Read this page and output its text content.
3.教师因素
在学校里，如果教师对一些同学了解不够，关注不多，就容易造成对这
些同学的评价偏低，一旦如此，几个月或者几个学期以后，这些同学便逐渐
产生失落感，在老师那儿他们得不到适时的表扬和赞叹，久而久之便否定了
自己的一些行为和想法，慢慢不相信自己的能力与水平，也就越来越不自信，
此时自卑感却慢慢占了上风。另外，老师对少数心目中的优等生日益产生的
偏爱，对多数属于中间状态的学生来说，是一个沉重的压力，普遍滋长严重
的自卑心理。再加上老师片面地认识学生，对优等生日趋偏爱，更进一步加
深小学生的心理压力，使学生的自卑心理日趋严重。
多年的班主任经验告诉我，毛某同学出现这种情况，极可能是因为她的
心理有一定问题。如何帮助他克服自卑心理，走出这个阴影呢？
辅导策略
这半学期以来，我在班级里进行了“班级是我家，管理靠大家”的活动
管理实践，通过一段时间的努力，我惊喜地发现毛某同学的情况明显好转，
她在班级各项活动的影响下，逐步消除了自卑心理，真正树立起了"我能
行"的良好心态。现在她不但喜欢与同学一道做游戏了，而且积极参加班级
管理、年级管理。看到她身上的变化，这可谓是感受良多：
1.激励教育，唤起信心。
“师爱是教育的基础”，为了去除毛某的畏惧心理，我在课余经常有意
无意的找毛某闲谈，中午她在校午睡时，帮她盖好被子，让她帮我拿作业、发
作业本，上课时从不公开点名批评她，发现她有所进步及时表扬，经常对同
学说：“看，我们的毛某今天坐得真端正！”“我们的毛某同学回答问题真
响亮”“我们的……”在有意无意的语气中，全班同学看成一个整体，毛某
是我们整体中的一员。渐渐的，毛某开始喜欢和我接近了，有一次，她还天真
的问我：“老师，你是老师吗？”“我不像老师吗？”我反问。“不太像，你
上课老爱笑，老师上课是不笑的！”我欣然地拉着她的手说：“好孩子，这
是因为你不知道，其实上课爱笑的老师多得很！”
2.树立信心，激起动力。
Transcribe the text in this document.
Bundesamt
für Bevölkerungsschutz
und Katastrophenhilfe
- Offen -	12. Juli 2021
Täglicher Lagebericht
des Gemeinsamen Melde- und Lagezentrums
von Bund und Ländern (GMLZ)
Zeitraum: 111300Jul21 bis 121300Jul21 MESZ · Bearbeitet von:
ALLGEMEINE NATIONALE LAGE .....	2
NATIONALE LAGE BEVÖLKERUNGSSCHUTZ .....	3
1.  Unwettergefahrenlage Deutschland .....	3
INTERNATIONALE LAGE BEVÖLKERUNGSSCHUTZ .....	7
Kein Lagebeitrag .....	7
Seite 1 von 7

| What is being asked |
Choose all lines containing the string "this" and copy them out.

| Exercise answer |
Read this page and output its text content.
Transcribe the text in this document.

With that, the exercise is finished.